### [목표]
기록의 처음부터 "74, 1327, 84]"가 들어 있는 줄까지를 "elevation-blob"만 "terrain-blob"로 수정해 다시 적고, 나머지는 그대로 두세요.

·····

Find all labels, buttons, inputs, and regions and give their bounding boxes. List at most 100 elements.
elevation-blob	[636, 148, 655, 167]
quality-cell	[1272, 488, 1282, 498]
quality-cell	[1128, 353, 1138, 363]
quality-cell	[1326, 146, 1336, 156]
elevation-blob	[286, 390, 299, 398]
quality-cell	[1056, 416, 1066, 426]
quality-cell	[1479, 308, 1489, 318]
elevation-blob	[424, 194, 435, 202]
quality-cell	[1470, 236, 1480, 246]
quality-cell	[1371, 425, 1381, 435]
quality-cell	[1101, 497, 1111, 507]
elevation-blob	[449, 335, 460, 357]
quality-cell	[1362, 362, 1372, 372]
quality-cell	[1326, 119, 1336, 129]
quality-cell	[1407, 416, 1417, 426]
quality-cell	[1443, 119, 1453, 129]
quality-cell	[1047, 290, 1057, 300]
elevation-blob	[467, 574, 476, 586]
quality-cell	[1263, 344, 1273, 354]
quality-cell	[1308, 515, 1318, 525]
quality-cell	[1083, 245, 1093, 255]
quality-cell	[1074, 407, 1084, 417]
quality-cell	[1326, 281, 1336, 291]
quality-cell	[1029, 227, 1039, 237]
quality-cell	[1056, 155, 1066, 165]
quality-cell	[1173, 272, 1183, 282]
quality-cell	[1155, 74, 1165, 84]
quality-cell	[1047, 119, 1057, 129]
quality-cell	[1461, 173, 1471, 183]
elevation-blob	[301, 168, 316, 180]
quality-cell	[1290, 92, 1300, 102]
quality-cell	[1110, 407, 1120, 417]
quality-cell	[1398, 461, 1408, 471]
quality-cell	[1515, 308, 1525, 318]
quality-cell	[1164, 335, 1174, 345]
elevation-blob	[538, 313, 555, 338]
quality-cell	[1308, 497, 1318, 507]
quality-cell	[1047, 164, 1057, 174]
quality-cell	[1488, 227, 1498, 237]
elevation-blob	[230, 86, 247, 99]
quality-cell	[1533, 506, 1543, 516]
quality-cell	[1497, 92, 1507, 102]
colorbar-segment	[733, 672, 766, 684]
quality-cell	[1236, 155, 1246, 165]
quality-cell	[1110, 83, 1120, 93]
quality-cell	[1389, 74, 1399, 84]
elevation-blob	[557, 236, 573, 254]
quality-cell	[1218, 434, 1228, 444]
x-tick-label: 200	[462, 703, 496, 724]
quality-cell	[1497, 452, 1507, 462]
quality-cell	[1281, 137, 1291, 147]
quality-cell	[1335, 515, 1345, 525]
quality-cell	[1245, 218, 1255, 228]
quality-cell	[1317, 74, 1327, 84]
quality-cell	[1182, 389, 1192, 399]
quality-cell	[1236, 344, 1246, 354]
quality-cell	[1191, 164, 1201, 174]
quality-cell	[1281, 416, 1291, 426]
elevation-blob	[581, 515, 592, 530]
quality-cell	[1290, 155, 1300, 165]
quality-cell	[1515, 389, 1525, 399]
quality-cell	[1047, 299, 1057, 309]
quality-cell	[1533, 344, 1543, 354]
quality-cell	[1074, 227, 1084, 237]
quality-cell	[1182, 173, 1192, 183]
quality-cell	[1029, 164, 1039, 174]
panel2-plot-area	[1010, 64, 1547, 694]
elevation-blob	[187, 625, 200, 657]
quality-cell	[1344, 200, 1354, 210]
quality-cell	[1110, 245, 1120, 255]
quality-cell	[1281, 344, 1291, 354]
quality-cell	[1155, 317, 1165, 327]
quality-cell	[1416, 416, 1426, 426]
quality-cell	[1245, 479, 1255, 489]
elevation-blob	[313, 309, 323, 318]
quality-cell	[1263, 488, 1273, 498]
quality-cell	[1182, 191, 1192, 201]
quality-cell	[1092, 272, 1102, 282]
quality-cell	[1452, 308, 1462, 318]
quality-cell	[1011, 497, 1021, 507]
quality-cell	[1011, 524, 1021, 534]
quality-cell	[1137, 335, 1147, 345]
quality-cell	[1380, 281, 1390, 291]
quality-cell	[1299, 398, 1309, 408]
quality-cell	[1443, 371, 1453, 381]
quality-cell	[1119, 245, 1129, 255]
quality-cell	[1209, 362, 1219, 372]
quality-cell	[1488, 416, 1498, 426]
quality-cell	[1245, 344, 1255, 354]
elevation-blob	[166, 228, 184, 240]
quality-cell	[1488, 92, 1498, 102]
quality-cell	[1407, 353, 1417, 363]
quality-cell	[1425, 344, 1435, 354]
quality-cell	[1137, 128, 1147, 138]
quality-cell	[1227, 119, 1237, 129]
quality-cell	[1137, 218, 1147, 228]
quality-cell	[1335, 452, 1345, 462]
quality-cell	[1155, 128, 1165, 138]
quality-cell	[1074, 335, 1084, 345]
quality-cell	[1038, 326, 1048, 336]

·····

### [최종 결과]
Find all labels, buttons, inputs, and regions and give their bounding boxes. List at most 100 elements.
terrain-blob	[636, 148, 655, 167]
quality-cell	[1272, 488, 1282, 498]
quality-cell	[1128, 353, 1138, 363]
quality-cell	[1326, 146, 1336, 156]
terrain-blob	[286, 390, 299, 398]
quality-cell	[1056, 416, 1066, 426]
quality-cell	[1479, 308, 1489, 318]
terrain-blob	[424, 194, 435, 202]
quality-cell	[1470, 236, 1480, 246]
quality-cell	[1371, 425, 1381, 435]
quality-cell	[1101, 497, 1111, 507]
terrain-blob	[449, 335, 460, 357]
quality-cell	[1362, 362, 1372, 372]
quality-cell	[1326, 119, 1336, 129]
quality-cell	[1407, 416, 1417, 426]
quality-cell	[1443, 119, 1453, 129]
quality-cell	[1047, 290, 1057, 300]
terrain-blob	[467, 574, 476, 586]
quality-cell	[1263, 344, 1273, 354]
quality-cell	[1308, 515, 1318, 525]
quality-cell	[1083, 245, 1093, 255]
quality-cell	[1074, 407, 1084, 417]
quality-cell	[1326, 281, 1336, 291]
quality-cell	[1029, 227, 1039, 237]
quality-cell	[1056, 155, 1066, 165]
quality-cell	[1173, 272, 1183, 282]
quality-cell	[1155, 74, 1165, 84]
quality-cell	[1047, 119, 1057, 129]
quality-cell	[1461, 173, 1471, 183]
terrain-blob	[301, 168, 316, 180]
quality-cell	[1290, 92, 1300, 102]
quality-cell	[1110, 407, 1120, 417]
quality-cell	[1398, 461, 1408, 471]
quality-cell	[1515, 308, 1525, 318]
quality-cell	[1164, 335, 1174, 345]
terrain-blob	[538, 313, 555, 338]
quality-cell	[1308, 497, 1318, 507]
quality-cell	[1047, 164, 1057, 174]
quality-cell	[1488, 227, 1498, 237]
terrain-blob	[230, 86, 247, 99]
quality-cell	[1533, 506, 1543, 516]
quality-cell	[1497, 92, 1507, 102]
colorbar-segment	[733, 672, 766, 684]
quality-cell	[1236, 155, 1246, 165]
quality-cell	[1110, 83, 1120, 93]
quality-cell	[1389, 74, 1399, 84]
terrain-blob	[557, 236, 573, 254]
quality-cell	[1218, 434, 1228, 444]
x-tick-label: 200	[462, 703, 496, 724]
quality-cell	[1497, 452, 1507, 462]
quality-cell	[1281, 137, 1291, 147]
quality-cell	[1335, 515, 1345, 525]
quality-cell	[1245, 218, 1255, 228]
quality-cell	[1317, 74, 1327, 84]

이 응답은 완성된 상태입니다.